Trecho para leitura ::
--------------------------------------------------
Muitos são os que privilegiam, mais que tudo o ingrediente erótico: quando um homem sente um forte desejo sexual por uma mulher, costuma confundir isso com amor – até porque em nossa cultura ainda prevalece a ideia freudiana de que “todo amor é sexual”.
Quando uma mulher se sente fortemente excitada ao se perceber desejada por um dado homem também costuma atribuir isso ao fato dele poder ser o tão esperado “príncipe”.
O desejo sexual nem sempre é um bom conselheiro, visto que ele muito frequentemente se manifesta como consequência de uma forma mais exibicionista com que certas mulheres se apresentam socialmente ou da maneira mais agressiva e direta de expressão do desejo por parte dos homens mais ousados e, por vezes, impertinentes.
Sem desprezar sua importância, penso que o entusiasmo sexual deve ser avaliado com cautela e à luz dos outros ingredientes.
Os aspectos menos específicos e que são, juntamente com o sexo, capazes de despertar entusiasmos sentimentais quase imediatos – amor à primeira vista – estão relacionados com peculiaridades daquela dada pessoa e que entusiasmam a alguns e não obrigatoriamente a outros: o timbre de voz, o jeito de andar, o sorriso, a maneira de se apresentar socialmente, a delicadeza dos gestos, além de alguns aspectos da aparência física e que podem lembrar pessoas relevantes do passado daquele que irá se encantar. A esse conjunto, costumo chamar de “fator x”, algo indefinido e muito personalizado. “O fator x” nos influencia bem mais do que costumamos pensar.
O terceiro componente relacionado com o surgimento do encantamento amoroso tem a ver com a admiração, aspecto racional e que deriva dos critérios de valor de cada pessoa e também de sua autoestima. Pessoas com baixa autoestima tendem a admirar aqueles que são seus opostos – os tímidos admiram os extrovertidos, os mansos valorizam os mais agressivos… Se levarmos em conta apenas esse aspecto da questão, fica claro porque tendem a ser frequentes os encantamentos entre pessoas diferentes, em geral diametralmente opostas. Fica clara também a tendência à repetição, ou seja, à escolha de sucessivos parceiros com características semelhantes – e nem sempre as que melhor combinam com aquele que escolhe.
--------------------------------------------------
Requisitos das tarefas ::
(a) No texto sobre o encantamento amoroso, que nome recebe o conjunto de peculiaridades pessoais, como o timbre de voz, o jeito de andar e o sorriso?
(b) Prolongue o texto sobre o encantamento amoroso a partir da última frase apresentada.
--------------------------------------------------
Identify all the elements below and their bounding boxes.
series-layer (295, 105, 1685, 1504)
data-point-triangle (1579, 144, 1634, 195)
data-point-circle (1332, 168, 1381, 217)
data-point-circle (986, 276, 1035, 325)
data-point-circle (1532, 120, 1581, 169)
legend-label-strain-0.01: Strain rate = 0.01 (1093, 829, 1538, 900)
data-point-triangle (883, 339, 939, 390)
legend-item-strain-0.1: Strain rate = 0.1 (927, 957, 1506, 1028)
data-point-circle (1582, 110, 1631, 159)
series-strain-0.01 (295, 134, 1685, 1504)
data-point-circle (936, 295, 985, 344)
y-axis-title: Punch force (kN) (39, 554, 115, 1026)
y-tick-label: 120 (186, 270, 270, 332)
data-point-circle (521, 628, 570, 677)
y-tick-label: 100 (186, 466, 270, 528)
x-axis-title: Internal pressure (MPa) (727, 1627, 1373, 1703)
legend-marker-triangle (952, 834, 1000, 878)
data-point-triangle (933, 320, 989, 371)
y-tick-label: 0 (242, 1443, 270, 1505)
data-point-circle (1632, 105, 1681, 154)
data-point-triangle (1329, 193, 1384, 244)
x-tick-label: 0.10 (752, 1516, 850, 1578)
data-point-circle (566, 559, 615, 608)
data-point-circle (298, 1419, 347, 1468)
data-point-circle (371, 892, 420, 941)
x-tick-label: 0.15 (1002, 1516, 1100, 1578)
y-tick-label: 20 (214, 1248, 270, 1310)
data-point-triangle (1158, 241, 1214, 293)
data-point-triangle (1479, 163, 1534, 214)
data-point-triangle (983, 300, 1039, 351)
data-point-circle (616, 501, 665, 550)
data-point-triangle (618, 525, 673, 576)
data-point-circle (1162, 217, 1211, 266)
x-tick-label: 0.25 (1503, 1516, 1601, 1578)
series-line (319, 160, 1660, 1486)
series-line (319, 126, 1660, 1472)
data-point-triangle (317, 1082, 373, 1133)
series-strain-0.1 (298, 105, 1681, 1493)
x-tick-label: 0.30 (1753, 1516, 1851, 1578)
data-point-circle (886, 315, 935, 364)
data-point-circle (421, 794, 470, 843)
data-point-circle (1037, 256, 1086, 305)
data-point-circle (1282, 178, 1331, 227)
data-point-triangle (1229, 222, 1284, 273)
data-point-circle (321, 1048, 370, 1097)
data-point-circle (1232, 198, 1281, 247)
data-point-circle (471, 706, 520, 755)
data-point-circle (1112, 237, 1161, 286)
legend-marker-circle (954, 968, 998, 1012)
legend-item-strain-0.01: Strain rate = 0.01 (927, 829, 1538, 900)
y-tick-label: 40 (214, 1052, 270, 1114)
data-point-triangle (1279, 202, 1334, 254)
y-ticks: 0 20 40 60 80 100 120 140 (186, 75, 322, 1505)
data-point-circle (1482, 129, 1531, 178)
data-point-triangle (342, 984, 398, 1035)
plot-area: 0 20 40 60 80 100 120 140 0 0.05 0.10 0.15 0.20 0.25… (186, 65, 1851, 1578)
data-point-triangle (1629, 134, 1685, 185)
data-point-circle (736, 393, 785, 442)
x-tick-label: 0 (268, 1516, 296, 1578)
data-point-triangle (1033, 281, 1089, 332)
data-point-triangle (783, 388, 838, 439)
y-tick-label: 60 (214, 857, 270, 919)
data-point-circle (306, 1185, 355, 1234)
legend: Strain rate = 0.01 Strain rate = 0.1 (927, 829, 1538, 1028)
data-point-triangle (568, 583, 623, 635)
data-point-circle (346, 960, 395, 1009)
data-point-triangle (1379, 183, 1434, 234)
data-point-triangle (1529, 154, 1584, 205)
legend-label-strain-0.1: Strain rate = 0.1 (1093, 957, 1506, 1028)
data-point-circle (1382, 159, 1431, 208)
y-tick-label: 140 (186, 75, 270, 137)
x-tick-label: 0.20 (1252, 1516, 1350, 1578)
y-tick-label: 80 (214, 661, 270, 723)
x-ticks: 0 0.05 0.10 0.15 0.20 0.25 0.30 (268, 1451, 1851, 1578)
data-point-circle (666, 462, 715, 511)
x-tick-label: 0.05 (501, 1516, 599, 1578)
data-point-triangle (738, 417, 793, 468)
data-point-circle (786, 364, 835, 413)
--------------------------------------------------
Resultados do exercício ::
(a) Fator x.

(b)
Aquelas pessoas portadoras de boa autoestima e mais corajosas tendem a se encantar por criaturas mais parecidas consigo mesmas. Digo que a coragem é peça essencial nesse processo porque o encantamento entre pessoas com mais afinidades tende a ser mais intenso, determinando uma sensação de iminência de fusão, algo que aparece como muito ameaçador. Surge uma dependência muito forte, associada a um enorme medo de sofrimento em caso de ruptura. Surge também uma grande sensação de ameaça à individualidade, como se os amantes fossem mesmo se “fundir” e se transformar em “uma só carne”. Surge um terceiro medo, relacionado com a própria sensação de felicidade, como se ela atraísse “más vibrações” vindas das pessoas não tão satisfeitas sentimentalmente. O medo transborda as fronteiras do razoável e aparece consubstanciado em algumas expressões que usamos correntemente: “isso está bom demais”! “Estou morrendo de felicidade”! O tema é muito importante e certamente voltaremos a ele.
É importante registrar também que nossa cultura sempre privilegiou a escolha de parceiros complementares, tipo “a tampa e a panela”, de modo que a aliança entre pessoas muito semelhantes ainda é vista como inadequada e tediosa por muitos dos defensores das formas mais tradicionais de encantamento amoroso. Isso porque não existem muitas divergências, atritos ou brigas, o que pode parecer, para alguns, motivo de desgosto. A verdade é que a maioria dos casais se desentende sempre pelos mesmos motivos e as brigas sim é que são monótonas e repetitivas.
Penso assim: a vida em comum é chata e tediosa quando as pessoas que se casam são chatas e tediosas!
Fonte: Flavio Gikovate, Médico-psiquiatra, psicoterapeuta, conferencista e escritor. Atualmente apresentando o programa “No Divã do Gikovate”, na rádio CBN, e dedicando a maior parte do tempo à clínica.